**** Information provided ****

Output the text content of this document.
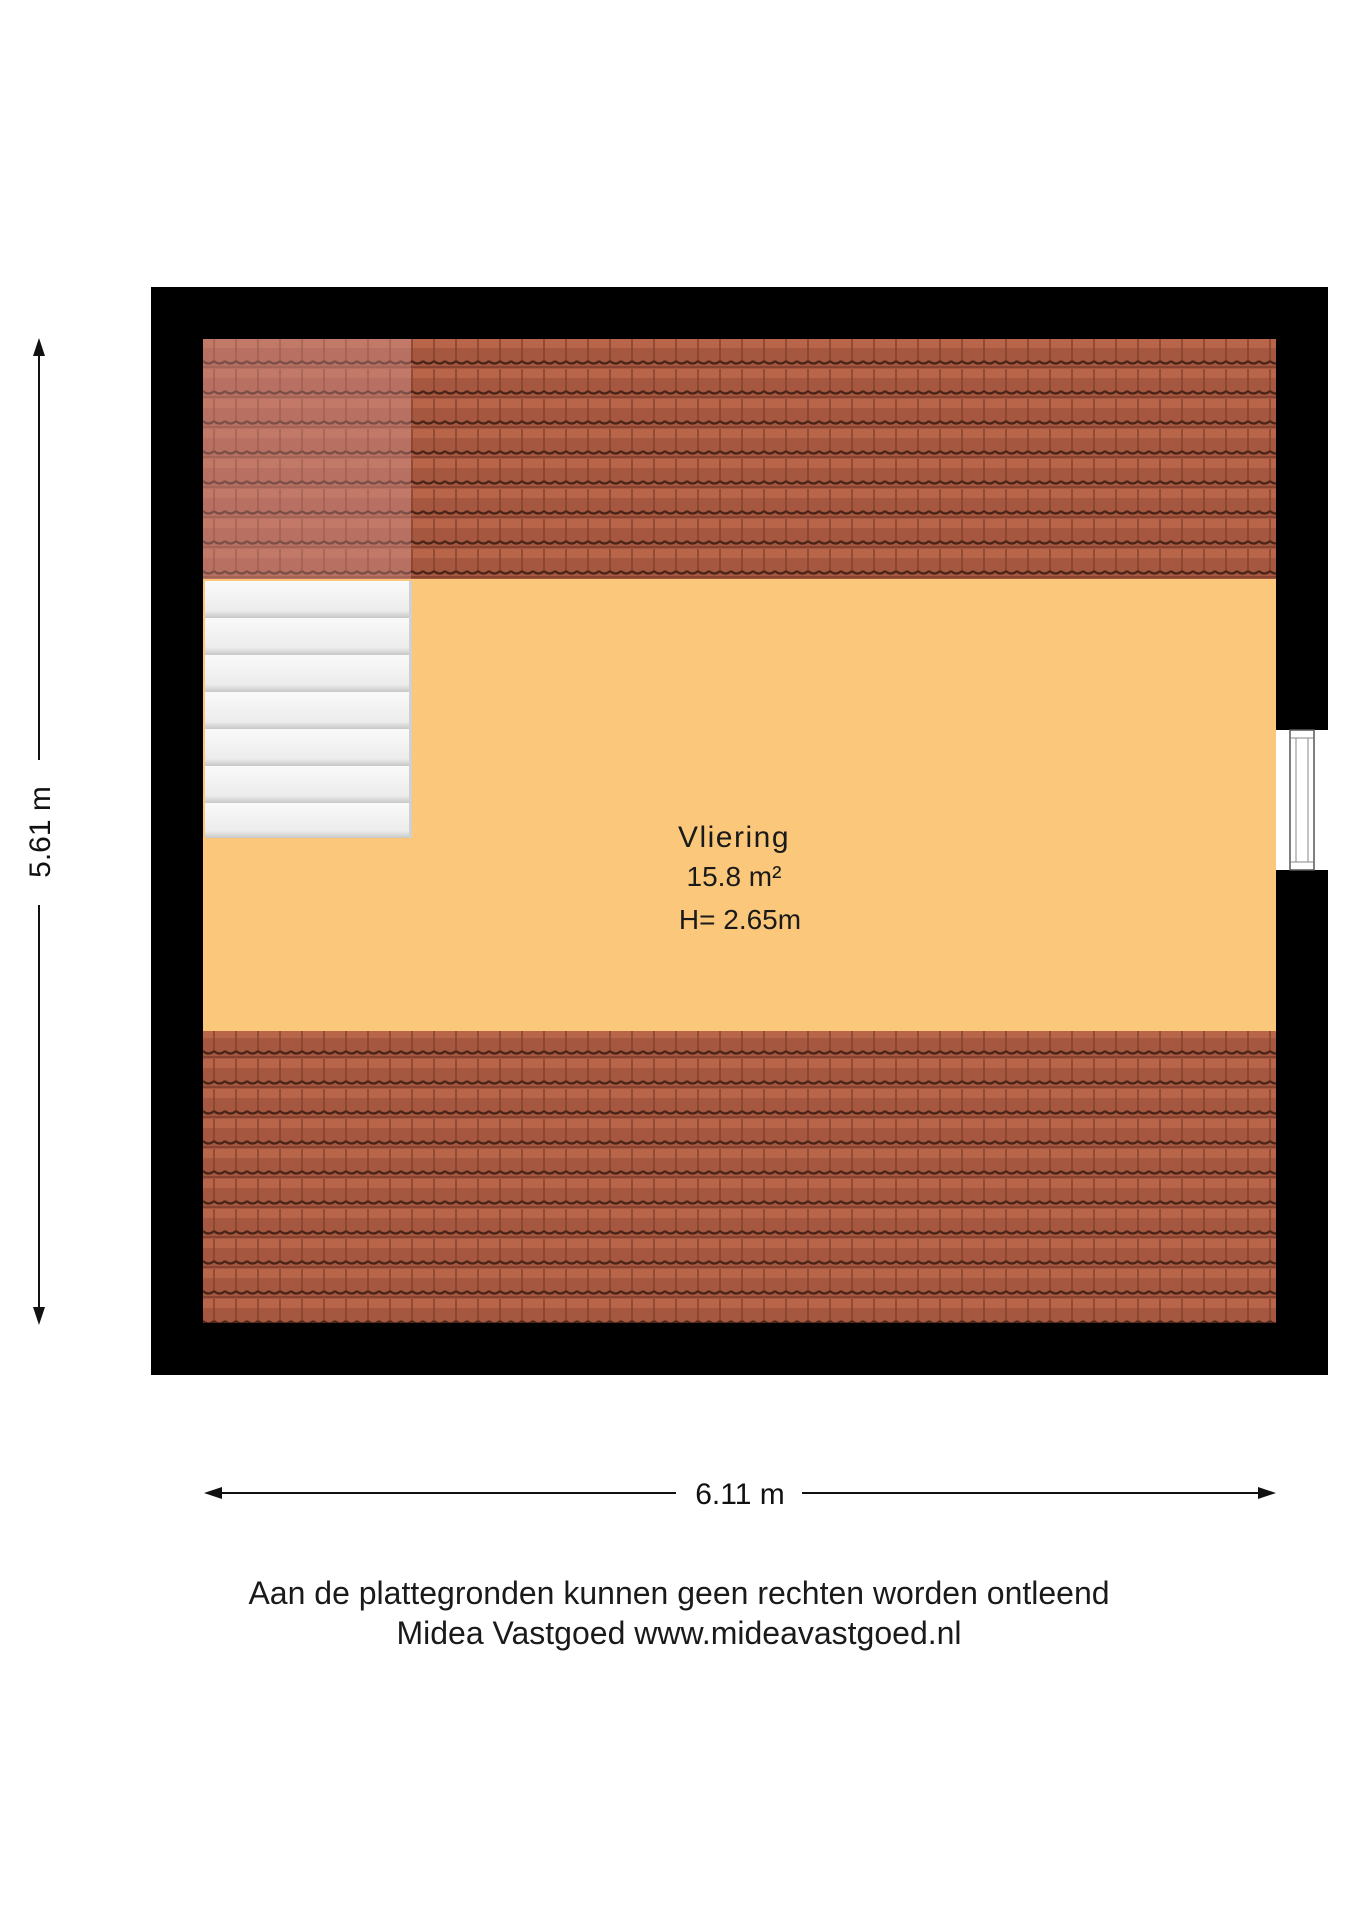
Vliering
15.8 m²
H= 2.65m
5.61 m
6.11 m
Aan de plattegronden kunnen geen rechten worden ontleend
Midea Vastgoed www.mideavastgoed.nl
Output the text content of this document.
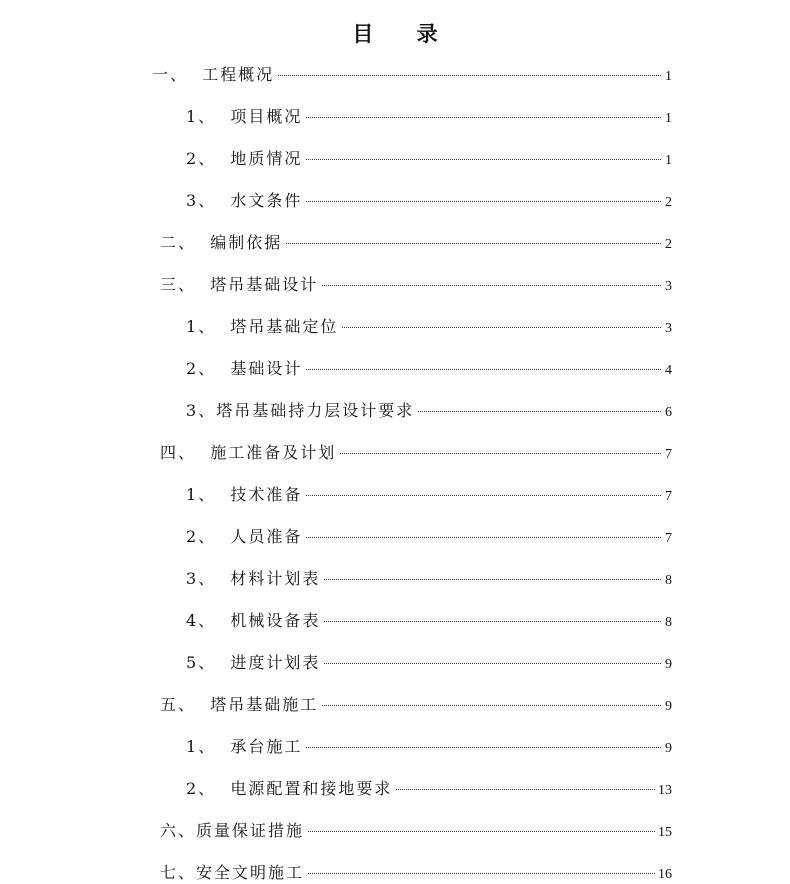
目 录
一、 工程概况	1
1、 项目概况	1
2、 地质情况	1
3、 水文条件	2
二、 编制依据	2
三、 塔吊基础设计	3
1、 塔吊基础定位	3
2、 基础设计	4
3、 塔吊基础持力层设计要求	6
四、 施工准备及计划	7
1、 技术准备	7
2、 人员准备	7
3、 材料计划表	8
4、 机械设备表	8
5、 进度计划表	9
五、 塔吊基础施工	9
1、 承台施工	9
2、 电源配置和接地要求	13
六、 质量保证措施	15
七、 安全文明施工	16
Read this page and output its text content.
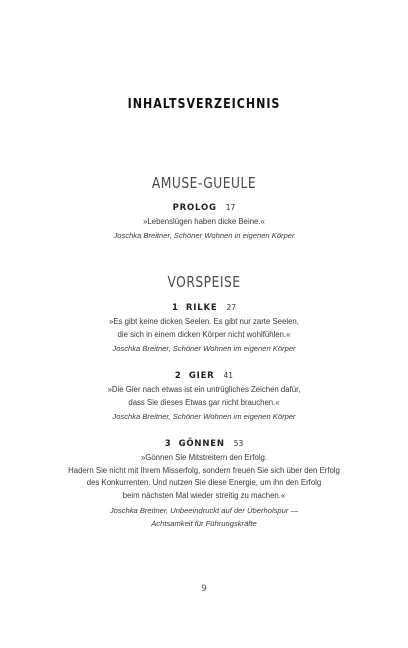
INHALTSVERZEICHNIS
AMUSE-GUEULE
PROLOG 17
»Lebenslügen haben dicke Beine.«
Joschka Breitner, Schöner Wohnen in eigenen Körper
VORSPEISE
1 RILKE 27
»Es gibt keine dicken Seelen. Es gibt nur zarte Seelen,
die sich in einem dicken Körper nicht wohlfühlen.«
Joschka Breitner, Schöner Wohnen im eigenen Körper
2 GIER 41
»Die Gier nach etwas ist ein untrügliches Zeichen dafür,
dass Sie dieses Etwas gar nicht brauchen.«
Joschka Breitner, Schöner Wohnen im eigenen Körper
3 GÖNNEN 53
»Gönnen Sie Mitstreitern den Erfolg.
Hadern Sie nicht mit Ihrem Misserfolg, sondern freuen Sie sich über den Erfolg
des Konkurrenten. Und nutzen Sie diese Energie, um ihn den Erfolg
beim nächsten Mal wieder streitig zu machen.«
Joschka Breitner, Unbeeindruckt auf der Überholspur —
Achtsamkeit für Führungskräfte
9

****

_Short task_
Make an exact copy of the records shown above, without the pictures.

_Full response_
Output the text content of this document.
Vliering
15.8 m²
H= 2.65m
5.61 m
6.11 m
Aan de plattegronden kunnen geen rechten worden ontleend
Midea Vastgoed www.mideavastgoed.nl
Output the text content of this document.
目 录
一、 工程概况	1
1、 项目概况	1
2、 地质情况	1
3、 水文条件	2
二、 编制依据	2
三、 塔吊基础设计	3
1、 塔吊基础定位	3
2、 基础设计	4
3、 塔吊基础持力层设计要求	6
四、 施工准备及计划	7
1、 技术准备	7
2、 人员准备	7
3、 材料计划表	8
4、 机械设备表	8
5、 进度计划表	9
五、 塔吊基础施工	9
1、 承台施工	9
2、 电源配置和接地要求	13
六、 质量保证措施	15
七、 安全文明施工	16
Read this page and output its text content.
INHALTSVERZEICHNIS
AMUSE-GUEULE
PROLOG 17
»Lebenslügen haben dicke Beine.«
Joschka Breitner, Schöner Wohnen in eigenen Körper
VORSPEISE
1 RILKE 27
»Es gibt keine dicken Seelen. Es gibt nur zarte Seelen,
die sich in einem dicken Körper nicht wohlfühlen.«
Joschka Breitner, Schöner Wohnen im eigenen Körper
2 GIER 41
»Die Gier nach etwas ist ein untrügliches Zeichen dafür,
dass Sie dieses Etwas gar nicht brauchen.«
Joschka Breitner, Schöner Wohnen im eigenen Körper
3 GÖNNEN 53
»Gönnen Sie Mitstreitern den Erfolg.
Hadern Sie nicht mit Ihrem Misserfolg, sondern freuen Sie sich über den Erfolg
des Konkurrenten. Und nutzen Sie diese Energie, um ihn den Erfolg
beim nächsten Mal wieder streitig zu machen.«
Joschka Breitner, Unbeeindruckt auf der Überholspur —
Achtsamkeit für Führungskräfte
9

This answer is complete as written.